◆ **SCHRIFTLICHE AUFGABE**
Schreiben Sie aus der Rezension der Doppel-CD von Max Raabe den Abschnitt zwischen „War die immer“ und „TIPP! & LIVE-TIPP!“ einschließlich wortgetreu ab.

◆ **ZITIERTER TEXT**

╔══

War die immer noch aktuelle digital instrumentierte Kollaboration von Max Raabe mit Annette Humpe für "Küssen Kann Man Nicht Alleine" schon ein überraschender musikalischer Glücksfall, so gilt das erst recht für die Fassung mit dem angestammten Palast-Orchester, mit dem Raabe gegenwärtig auch live in der Republik unterwegs ist. Der Vergleich zwischen beiden Fassungen, den nur diese Doppel-CD nun ermöglicht, fällt doch deutlich zugunsten der wärmeren, feineren, von Christoph Israel arrangierten analogen Orchesterversion aus. Raabe ist auf beiden Fassungen in Hochform, singt zeitlos und wohldosiert, weniger maniriert und nostalgisch-parodistisch als in anderem Kontext passend und gewohnt. Heiter - wehmütig - kongenial. Play all tracks. Und dann nochmal: "Küssen Kann Man nicht Alleine".
 
TIPP! & LIVE-TIPP!

╚══

◆ **DATENBLOCK**

╔══

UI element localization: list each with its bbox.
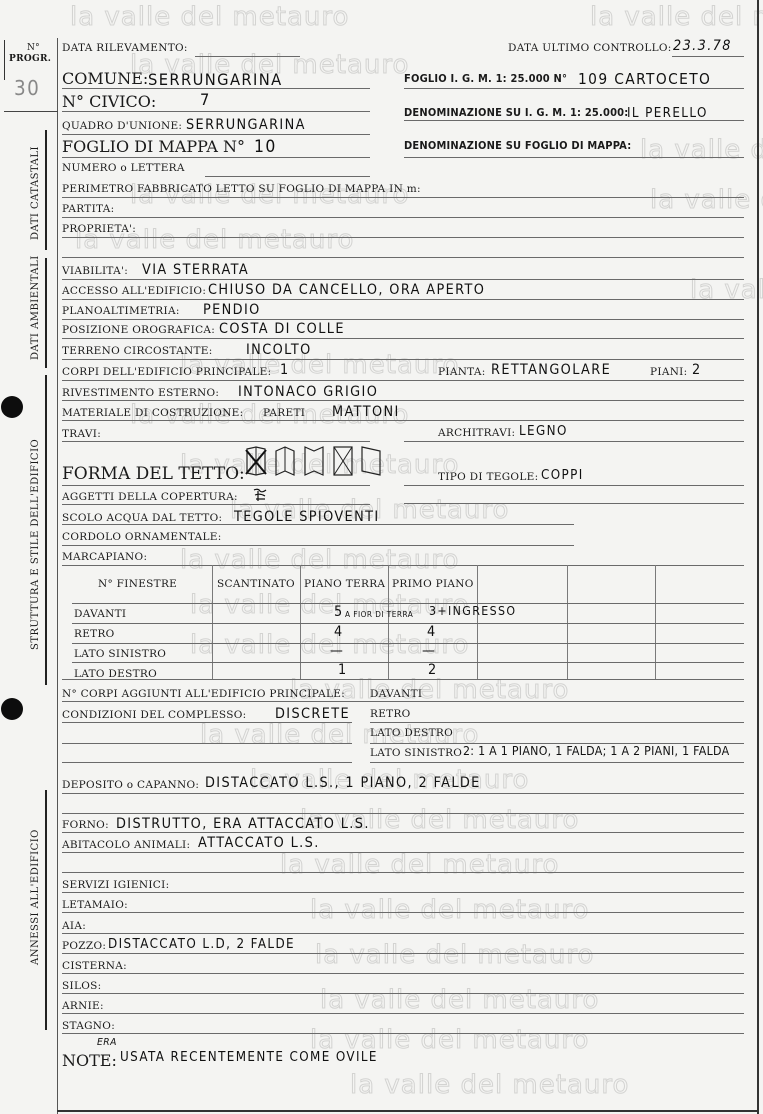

╚══

◆ **LÖSUNG DER AUFGABE**
War die immer noch aktuelle digital instrumentierte Kollaboration von Max Raabe mit Annette Humpe für "Küssen Kann Man Nicht Alleine" schon ein überraschender musikalischer Glücksfall, so gilt das erst recht für die Fassung mit dem angestammten Palast-Orchester, mit dem Raabe gegenwärtig auch live in der Republik unterwegs ist. Der Vergleich zwischen beiden Fassungen, den nur diese Doppel-CD nun ermöglicht, fällt doch deutlich zugunsten der wärmeren, feineren, von Christoph Israel arrangierten analogen Orchesterversion aus. Raabe ist auf beiden Fassungen in Hochform, singt zeitlos und wohldosiert, weniger maniriert und nostalgisch-parodistisch als in anderem Kontext passend und gewohnt. Heiter - wehmütig - kongenial. Play all tracks. Und dann nochmal: "Küssen Kann Man nicht Alleine".
 
TIPP! & LIVE-TIPP!